● **Your goal**
Do any lines in the data below contain "счетах"? If so, copy every one of them.

● **Extracted information**
......

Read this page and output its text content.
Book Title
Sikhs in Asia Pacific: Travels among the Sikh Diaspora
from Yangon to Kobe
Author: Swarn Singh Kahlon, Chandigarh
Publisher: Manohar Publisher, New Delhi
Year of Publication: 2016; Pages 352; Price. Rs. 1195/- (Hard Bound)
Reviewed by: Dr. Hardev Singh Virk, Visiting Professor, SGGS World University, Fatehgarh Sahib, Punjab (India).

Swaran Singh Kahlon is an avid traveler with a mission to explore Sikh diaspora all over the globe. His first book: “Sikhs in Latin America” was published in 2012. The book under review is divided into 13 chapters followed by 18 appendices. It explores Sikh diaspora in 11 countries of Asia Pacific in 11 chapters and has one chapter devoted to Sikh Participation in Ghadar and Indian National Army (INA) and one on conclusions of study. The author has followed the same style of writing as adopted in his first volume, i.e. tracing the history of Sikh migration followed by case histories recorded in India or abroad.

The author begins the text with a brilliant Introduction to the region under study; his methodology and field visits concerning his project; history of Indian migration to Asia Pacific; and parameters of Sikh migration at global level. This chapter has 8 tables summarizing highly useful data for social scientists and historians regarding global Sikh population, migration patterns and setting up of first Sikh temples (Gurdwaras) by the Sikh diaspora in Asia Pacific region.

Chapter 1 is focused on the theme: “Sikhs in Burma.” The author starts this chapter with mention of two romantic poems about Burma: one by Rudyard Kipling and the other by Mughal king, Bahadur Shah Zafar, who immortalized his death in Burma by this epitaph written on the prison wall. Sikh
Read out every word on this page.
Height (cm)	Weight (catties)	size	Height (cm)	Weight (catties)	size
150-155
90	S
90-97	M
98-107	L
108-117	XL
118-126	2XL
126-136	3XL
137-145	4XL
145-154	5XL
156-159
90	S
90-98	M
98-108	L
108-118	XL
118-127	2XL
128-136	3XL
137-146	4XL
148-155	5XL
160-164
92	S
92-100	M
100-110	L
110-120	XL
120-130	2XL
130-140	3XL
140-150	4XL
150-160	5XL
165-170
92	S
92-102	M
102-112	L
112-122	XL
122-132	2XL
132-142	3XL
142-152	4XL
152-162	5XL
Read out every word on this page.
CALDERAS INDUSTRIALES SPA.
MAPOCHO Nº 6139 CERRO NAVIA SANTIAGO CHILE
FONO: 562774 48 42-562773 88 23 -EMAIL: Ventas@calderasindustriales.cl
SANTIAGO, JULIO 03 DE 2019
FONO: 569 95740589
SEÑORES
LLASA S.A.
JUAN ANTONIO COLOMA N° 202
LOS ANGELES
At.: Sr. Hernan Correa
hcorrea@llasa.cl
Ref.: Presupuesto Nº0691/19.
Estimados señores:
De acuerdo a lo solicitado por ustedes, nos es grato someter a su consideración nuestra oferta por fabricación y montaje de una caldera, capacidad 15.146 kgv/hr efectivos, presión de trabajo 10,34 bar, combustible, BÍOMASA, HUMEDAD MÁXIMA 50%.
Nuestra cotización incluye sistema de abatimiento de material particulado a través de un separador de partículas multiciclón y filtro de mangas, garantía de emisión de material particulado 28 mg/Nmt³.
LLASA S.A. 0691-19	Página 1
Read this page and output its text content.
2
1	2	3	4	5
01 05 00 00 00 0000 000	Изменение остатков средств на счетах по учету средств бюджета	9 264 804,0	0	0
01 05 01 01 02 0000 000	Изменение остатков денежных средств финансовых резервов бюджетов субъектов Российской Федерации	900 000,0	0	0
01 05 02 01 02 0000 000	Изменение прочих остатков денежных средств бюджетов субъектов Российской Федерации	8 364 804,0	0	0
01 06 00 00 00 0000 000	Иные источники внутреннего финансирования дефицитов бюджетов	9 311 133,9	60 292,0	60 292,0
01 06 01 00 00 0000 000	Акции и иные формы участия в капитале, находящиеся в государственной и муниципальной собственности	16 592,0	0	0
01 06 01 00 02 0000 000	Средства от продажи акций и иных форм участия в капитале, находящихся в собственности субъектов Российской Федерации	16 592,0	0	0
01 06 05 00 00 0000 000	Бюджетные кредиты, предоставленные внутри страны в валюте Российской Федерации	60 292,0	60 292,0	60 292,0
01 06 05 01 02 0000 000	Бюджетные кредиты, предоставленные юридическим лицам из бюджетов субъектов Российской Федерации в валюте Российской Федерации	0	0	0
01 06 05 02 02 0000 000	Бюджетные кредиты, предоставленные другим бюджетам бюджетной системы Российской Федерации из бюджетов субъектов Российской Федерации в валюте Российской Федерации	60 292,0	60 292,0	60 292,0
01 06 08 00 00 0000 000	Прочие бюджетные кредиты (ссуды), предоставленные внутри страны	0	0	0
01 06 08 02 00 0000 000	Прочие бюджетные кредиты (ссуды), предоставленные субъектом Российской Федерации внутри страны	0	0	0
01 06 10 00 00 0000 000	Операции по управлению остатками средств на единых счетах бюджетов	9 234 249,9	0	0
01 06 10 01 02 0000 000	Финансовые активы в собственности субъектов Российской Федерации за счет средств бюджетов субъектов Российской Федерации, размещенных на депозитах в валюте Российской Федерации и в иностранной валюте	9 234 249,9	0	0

......

● **Output for this task**
01 05 00 00 00 0000 000	Изменение остатков средств на счетах по учету средств бюджета	9 264 804,0	0	0
01 06 10 00 00 0000 000	Операции по управлению остатками средств на единых счетах бюджетов	9 234 249,9	0	0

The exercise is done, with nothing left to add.